## Given task
Using the listing below, extract each line that has the word "september" in it.

## Dataset extract
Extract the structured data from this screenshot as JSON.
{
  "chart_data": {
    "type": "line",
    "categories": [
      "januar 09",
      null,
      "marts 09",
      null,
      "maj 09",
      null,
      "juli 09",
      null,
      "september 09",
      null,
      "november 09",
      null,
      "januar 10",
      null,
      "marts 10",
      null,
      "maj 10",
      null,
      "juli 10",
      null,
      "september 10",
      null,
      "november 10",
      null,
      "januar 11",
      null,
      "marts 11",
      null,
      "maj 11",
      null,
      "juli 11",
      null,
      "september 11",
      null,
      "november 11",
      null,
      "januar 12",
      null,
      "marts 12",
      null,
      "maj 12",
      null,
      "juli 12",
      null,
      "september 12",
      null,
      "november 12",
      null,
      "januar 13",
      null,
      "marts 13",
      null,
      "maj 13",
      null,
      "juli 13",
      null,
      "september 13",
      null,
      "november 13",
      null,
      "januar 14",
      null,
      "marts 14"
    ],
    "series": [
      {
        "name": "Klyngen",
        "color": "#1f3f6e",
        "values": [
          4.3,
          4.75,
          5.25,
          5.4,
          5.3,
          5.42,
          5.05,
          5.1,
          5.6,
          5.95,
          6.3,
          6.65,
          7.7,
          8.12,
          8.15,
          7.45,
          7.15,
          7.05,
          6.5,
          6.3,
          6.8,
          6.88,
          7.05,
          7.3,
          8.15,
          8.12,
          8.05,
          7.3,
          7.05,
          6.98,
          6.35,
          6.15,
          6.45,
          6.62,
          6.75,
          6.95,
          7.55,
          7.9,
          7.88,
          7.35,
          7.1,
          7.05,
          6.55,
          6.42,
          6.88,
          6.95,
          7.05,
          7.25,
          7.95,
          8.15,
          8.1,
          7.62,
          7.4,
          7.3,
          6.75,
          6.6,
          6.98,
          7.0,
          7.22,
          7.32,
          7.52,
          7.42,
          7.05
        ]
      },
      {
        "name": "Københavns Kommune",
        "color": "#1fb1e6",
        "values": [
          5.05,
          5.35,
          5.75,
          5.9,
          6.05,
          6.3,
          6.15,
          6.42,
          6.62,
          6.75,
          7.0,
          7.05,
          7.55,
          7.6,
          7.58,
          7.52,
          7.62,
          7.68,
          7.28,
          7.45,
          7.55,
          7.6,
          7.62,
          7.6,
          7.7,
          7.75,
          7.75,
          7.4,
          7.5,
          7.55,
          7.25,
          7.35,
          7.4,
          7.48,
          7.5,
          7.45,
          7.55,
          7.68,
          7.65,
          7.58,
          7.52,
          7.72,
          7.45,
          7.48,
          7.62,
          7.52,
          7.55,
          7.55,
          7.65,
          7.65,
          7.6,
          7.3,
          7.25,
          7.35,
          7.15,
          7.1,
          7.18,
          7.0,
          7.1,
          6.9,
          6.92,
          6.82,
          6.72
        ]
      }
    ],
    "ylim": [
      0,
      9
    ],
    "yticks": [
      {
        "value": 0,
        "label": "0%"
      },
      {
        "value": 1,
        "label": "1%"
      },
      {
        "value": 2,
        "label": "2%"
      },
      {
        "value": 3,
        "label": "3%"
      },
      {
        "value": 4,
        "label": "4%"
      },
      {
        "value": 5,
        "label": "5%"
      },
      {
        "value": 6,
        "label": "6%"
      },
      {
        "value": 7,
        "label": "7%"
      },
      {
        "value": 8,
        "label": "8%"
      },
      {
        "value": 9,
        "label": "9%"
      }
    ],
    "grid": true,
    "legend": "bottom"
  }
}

## Exercise solution
      "september 09",
      "september 10",
      "september 11",
      "september 12",
      "september 13",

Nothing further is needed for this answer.